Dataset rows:
START

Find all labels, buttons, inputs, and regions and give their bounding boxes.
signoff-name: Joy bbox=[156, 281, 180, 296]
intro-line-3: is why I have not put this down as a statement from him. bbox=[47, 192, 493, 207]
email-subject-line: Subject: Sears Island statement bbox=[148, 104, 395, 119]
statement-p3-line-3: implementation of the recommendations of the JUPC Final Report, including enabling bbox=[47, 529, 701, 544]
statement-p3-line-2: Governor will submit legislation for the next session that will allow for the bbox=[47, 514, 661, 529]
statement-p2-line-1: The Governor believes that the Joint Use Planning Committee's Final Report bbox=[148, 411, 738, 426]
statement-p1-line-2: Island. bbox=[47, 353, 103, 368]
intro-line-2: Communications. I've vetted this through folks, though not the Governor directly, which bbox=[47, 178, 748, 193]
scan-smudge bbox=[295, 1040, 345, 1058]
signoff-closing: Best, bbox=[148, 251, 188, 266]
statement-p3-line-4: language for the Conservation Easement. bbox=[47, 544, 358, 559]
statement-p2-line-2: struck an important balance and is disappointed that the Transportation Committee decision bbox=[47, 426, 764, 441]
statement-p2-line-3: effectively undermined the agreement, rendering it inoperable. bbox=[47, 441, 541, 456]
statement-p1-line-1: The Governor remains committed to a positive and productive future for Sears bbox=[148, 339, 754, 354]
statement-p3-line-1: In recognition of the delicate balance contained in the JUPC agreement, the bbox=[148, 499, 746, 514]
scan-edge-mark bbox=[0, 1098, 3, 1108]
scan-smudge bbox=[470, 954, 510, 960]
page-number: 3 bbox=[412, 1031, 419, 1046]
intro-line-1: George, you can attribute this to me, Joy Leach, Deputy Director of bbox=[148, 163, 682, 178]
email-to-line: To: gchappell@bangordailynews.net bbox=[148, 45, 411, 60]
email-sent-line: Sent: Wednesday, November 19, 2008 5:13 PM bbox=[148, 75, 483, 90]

END

Copy all of the lines above exactly as they appear.

Find all labels, buttons, inputs, and regions and give their bounding boxes.
signoff-name: Joy bbox=[156, 281, 180, 296]
intro-line-3: is why I have not put this down as a statement from him. bbox=[47, 192, 493, 207]
email-subject-line: Subject: Sears Island statement bbox=[148, 104, 395, 119]
statement-p3-line-3: implementation of the recommendations of the JUPC Final Report, including enabling bbox=[47, 529, 701, 544]
statement-p3-line-2: Governor will submit legislation for the next session that will allow for the bbox=[47, 514, 661, 529]
statement-p2-line-1: The Governor believes that the Joint Use Planning Committee's Final Report bbox=[148, 411, 738, 426]
statement-p1-line-2: Island. bbox=[47, 353, 103, 368]
intro-line-2: Communications. I've vetted this through folks, though not the Governor directly, which bbox=[47, 178, 748, 193]
scan-smudge bbox=[295, 1040, 345, 1058]
signoff-closing: Best, bbox=[148, 251, 188, 266]
statement-p3-line-4: language for the Conservation Easement. bbox=[47, 544, 358, 559]
statement-p2-line-2: struck an important balance and is disappointed that the Transportation Committee decision bbox=[47, 426, 764, 441]
statement-p2-line-3: effectively undermined the agreement, rendering it inoperable. bbox=[47, 441, 541, 456]
statement-p1-line-1: The Governor remains committed to a positive and productive future for Sears bbox=[148, 339, 754, 354]
statement-p3-line-1: In recognition of the delicate balance contained in the JUPC agreement, the bbox=[148, 499, 746, 514]
scan-edge-mark bbox=[0, 1098, 3, 1108]
scan-smudge bbox=[470, 954, 510, 960]
page-number: 3 bbox=[412, 1031, 419, 1046]
intro-line-1: George, you can attribute this to me, Joy Leach, Deputy Director of bbox=[148, 163, 682, 178]
email-to-line: To: gchappell@bangordailynews.net bbox=[148, 45, 411, 60]
email-sent-line: Sent: Wednesday, November 19, 2008 5:13 PM bbox=[148, 75, 483, 90]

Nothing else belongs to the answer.